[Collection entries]
>>>
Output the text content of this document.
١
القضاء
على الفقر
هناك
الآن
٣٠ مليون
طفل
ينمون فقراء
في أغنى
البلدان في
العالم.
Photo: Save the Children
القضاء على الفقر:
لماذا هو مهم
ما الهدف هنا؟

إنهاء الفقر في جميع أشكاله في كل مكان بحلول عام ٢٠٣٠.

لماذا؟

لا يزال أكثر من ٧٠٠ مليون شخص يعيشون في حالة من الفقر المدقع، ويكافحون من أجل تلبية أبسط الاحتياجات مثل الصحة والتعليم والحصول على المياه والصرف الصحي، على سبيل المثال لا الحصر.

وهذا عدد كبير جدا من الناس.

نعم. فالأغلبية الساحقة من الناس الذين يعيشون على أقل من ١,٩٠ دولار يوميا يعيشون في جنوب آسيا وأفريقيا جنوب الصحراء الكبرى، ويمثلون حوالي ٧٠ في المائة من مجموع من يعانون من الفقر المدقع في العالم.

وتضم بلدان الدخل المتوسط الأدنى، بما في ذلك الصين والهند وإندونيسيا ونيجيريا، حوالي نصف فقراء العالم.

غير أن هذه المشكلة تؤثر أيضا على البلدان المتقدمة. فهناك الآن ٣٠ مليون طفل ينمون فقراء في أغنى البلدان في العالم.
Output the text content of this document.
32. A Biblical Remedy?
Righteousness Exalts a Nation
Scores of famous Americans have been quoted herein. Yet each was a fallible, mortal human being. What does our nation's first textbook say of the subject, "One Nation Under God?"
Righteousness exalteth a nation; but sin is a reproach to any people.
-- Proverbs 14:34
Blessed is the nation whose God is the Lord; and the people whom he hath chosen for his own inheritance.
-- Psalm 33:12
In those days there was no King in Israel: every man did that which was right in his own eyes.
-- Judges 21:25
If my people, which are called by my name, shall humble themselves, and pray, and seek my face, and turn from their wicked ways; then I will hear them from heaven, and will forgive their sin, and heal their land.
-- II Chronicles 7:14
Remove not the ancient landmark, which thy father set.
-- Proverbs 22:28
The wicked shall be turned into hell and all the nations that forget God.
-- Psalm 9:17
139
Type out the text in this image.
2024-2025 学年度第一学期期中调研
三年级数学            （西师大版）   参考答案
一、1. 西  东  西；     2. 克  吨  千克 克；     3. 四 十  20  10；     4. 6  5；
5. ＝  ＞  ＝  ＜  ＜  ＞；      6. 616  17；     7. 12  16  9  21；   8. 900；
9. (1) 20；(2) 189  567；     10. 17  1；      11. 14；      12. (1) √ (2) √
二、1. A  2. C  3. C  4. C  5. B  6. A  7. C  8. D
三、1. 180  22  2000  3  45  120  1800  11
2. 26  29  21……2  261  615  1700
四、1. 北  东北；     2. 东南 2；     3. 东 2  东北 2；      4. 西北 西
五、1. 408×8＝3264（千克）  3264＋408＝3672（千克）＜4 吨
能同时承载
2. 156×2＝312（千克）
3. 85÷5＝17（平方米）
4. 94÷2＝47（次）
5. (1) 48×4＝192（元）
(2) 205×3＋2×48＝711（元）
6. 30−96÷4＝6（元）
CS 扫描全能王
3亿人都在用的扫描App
<<<
PROBLEM TO WORK ON →
Recite the full listing above exactly.

PROBLEM SOLUTION →
Output the text content of this document.
١
القضاء
على الفقر
هناك
الآن
٣٠ مليون
طفل
ينمون فقراء
في أغنى
البلدان في
العالم.
Photo: Save the Children
القضاء على الفقر:
لماذا هو مهم
ما الهدف هنا؟

إنهاء الفقر في جميع أشكاله في كل مكان بحلول عام ٢٠٣٠.

لماذا؟

لا يزال أكثر من ٧٠٠ مليون شخص يعيشون في حالة من الفقر المدقع، ويكافحون من أجل تلبية أبسط الاحتياجات مثل الصحة والتعليم والحصول على المياه والصرف الصحي، على سبيل المثال لا الحصر.

وهذا عدد كبير جدا من الناس.

نعم. فالأغلبية الساحقة من الناس الذين يعيشون على أقل من ١,٩٠ دولار يوميا يعيشون في جنوب آسيا وأفريقيا جنوب الصحراء الكبرى، ويمثلون حوالي ٧٠ في المائة من مجموع من يعانون من الفقر المدقع في العالم.

وتضم بلدان الدخل المتوسط الأدنى، بما في ذلك الصين والهند وإندونيسيا ونيجيريا، حوالي نصف فقراء العالم.

غير أن هذه المشكلة تؤثر أيضا على البلدان المتقدمة. فهناك الآن ٣٠ مليون طفل ينمون فقراء في أغنى البلدان في العالم.
Output the text content of this document.
32. A Biblical Remedy?
Righteousness Exalts a Nation
Scores of famous Americans have been quoted herein. Yet each was a fallible, mortal human being. What does our nation's first textbook say of the subject, "One Nation Under God?"
Righteousness exalteth a nation; but sin is a reproach to any people.
-- Proverbs 14:34
Blessed is the nation whose God is the Lord; and the people whom he hath chosen for his own inheritance.
-- Psalm 33:12
In those days there was no King in Israel: every man did that which was right in his own eyes.
-- Judges 21:25
If my people, which are called by my name, shall humble themselves, and pray, and seek my face, and turn from their wicked ways; then I will hear them from heaven, and will forgive their sin, and heal their land.
-- II Chronicles 7:14
Remove not the ancient landmark, which thy father set.
-- Proverbs 22:28
The wicked shall be turned into hell and all the nations that forget God.
-- Psalm 9:17
139
Type out the text in this image.
2024-2025 学年度第一学期期中调研
三年级数学            （西师大版）   参考答案
一、1. 西  东  西；     2. 克  吨  千克 克；     3. 四 十  20  10；     4. 6  5；
5. ＝  ＞  ＝  ＜  ＜  ＞；      6. 616  17；     7. 12  16  9  21；   8. 900；
9. (1) 20；(2) 189  567；     10. 17  1；      11. 14；      12. (1) √ (2) √
二、1. A  2. C  3. C  4. C  5. B  6. A  7. C  8. D
三、1. 180  22  2000  3  45  120  1800  11
2. 26  29  21……2  261  615  1700
四、1. 北  东北；     2. 东南 2；     3. 东 2  东北 2；      4. 西北 西
五、1. 408×8＝3264（千克）  3264＋408＝3672（千克）＜4 吨
能同时承载
2. 156×2＝312（千克）
3. 85÷5＝17（平方米）
4. 94÷2＝47（次）
5. (1) 48×4＝192（元）
(2) 205×3＋2×48＝711（元）
6. 30−96÷4＝6（元）
CS 扫描全能王
3亿人都在用的扫描App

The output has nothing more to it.